**Your task:** Filter out everything except lines holding "humanas".

┌─ Extracted information

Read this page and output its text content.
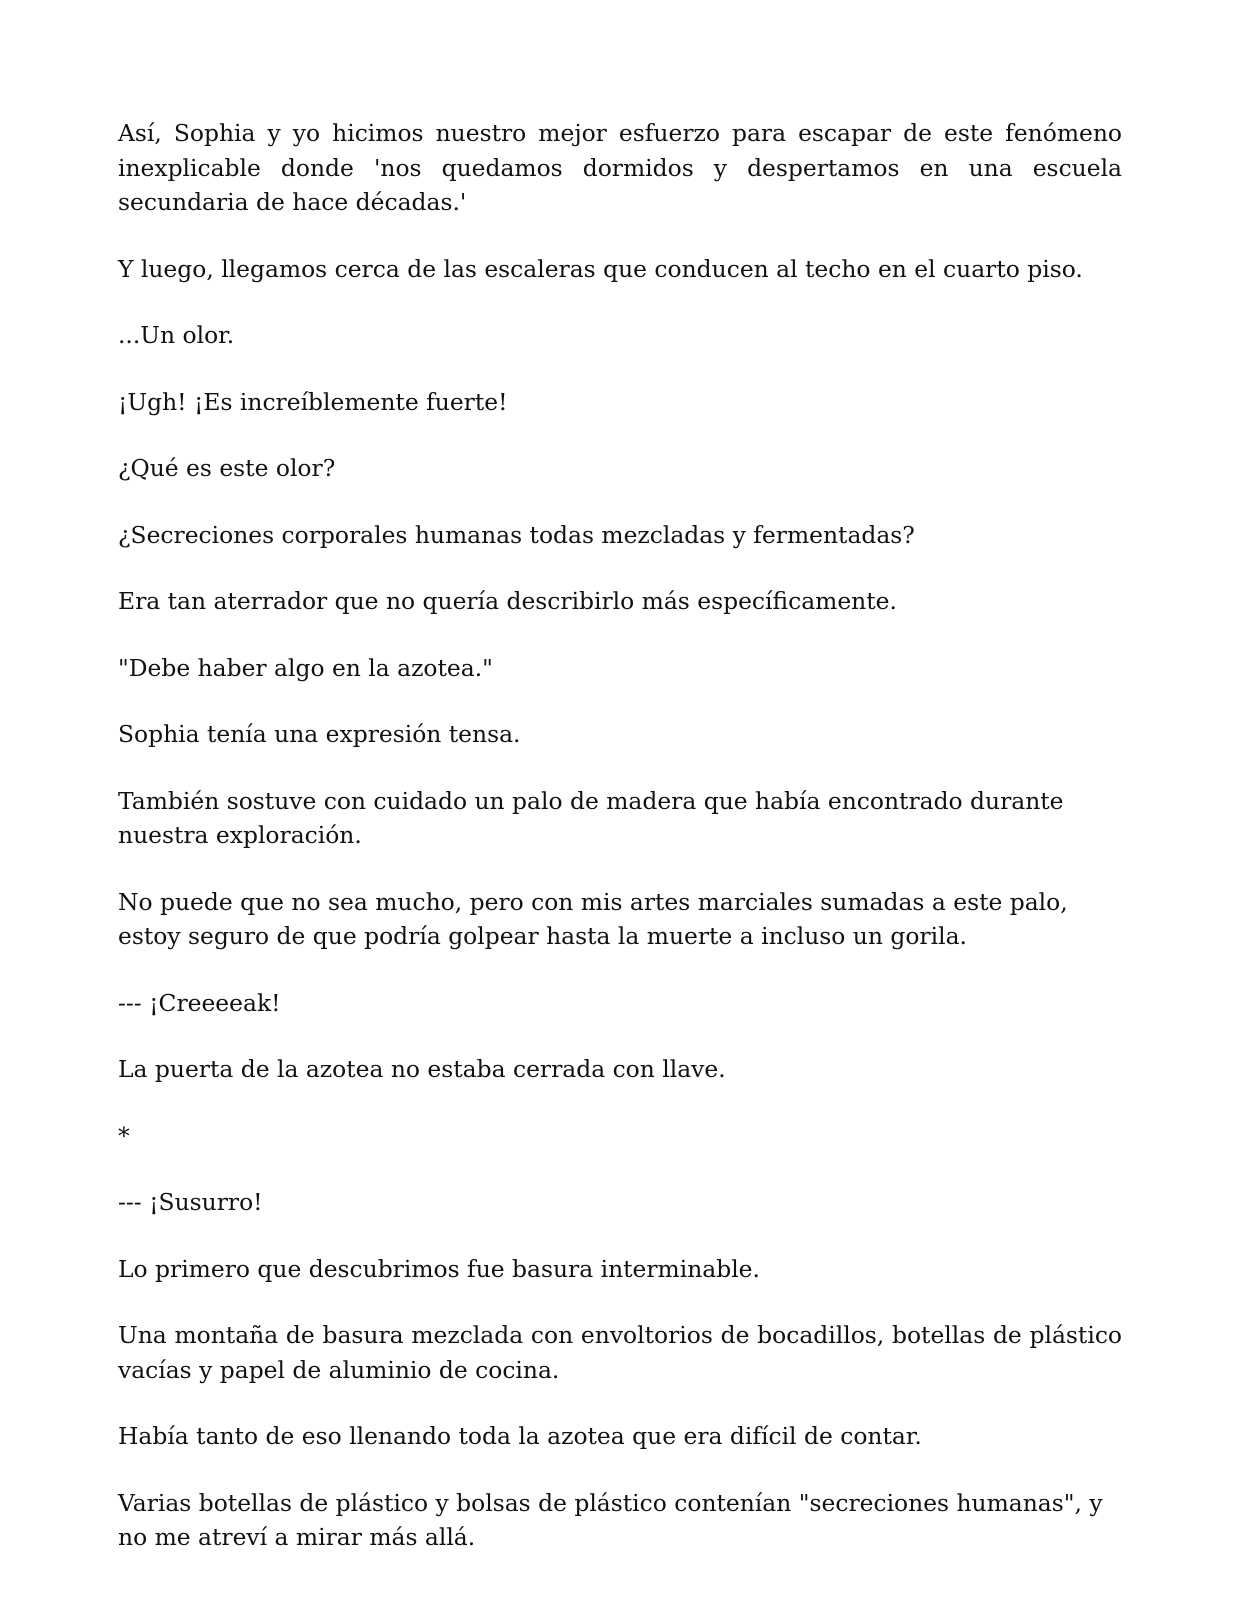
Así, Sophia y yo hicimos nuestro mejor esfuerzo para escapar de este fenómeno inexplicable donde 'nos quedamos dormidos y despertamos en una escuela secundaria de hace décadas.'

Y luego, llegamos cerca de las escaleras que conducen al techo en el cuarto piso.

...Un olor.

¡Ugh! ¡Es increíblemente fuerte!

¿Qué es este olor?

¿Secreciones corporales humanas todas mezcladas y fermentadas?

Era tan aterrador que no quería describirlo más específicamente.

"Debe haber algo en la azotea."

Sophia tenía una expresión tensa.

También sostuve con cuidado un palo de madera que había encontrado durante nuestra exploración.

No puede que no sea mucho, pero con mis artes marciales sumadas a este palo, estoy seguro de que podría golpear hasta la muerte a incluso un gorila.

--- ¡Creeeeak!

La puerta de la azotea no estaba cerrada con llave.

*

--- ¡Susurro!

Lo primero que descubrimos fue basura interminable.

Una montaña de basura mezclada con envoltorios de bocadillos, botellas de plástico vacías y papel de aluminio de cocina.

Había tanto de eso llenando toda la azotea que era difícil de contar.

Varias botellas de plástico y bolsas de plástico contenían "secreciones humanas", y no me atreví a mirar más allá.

└─

**Output:**
¿Secreciones corporales humanas todas mezcladas y fermentadas?
Varias botellas de plástico y bolsas de plástico contenían "secreciones humanas", y no me atreví a mirar más allá.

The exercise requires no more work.